[START Extracted data]

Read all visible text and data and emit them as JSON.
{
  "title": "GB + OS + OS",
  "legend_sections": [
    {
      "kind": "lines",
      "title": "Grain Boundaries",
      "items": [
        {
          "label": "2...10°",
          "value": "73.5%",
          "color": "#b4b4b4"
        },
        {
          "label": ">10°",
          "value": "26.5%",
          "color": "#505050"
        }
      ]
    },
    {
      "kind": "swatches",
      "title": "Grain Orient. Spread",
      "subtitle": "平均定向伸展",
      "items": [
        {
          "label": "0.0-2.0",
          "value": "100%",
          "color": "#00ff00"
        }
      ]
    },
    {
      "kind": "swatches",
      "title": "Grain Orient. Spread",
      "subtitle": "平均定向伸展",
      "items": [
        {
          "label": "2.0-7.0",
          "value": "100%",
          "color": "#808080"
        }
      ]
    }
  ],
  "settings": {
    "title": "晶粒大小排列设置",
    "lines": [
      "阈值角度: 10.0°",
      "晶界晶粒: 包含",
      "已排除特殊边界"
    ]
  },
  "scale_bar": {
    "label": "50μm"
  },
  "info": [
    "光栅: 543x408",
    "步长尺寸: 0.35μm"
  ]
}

[END Extracted data]

Transcribe the whole listing exactly.

■ **Written answer**:
Read all visible text and data and emit them as JSON.
{
  "title": "GB + OS + OS",
  "legend_sections": [
    {
      "kind": "lines",
      "title": "Grain Boundaries",
      "items": [
        {
          "label": "2...10°",
          "value": "73.5%",
          "color": "#b4b4b4"
        },
        {
          "label": ">10°",
          "value": "26.5%",
          "color": "#505050"
        }
      ]
    },
    {
      "kind": "swatches",
      "title": "Grain Orient. Spread",
      "subtitle": "平均定向伸展",
      "items": [
        {
          "label": "0.0-2.0",
          "value": "100%",
          "color": "#00ff00"
        }
      ]
    },
    {
      "kind": "swatches",
      "title": "Grain Orient. Spread",
      "subtitle": "平均定向伸展",
      "items": [
        {
          "label": "2.0-7.0",
          "value": "100%",
          "color": "#808080"
        }
      ]
    }
  ],
  "settings": {
    "title": "晶粒大小排列设置",
    "lines": [
      "阈值角度: 10.0°",
      "晶界晶粒: 包含",
      "已排除特殊边界"
    ]
  },
  "scale_bar": {
    "label": "50μm"
  },
  "info": [
    "光栅: 543x408",
    "步长尺寸: 0.35μm"
  ]
}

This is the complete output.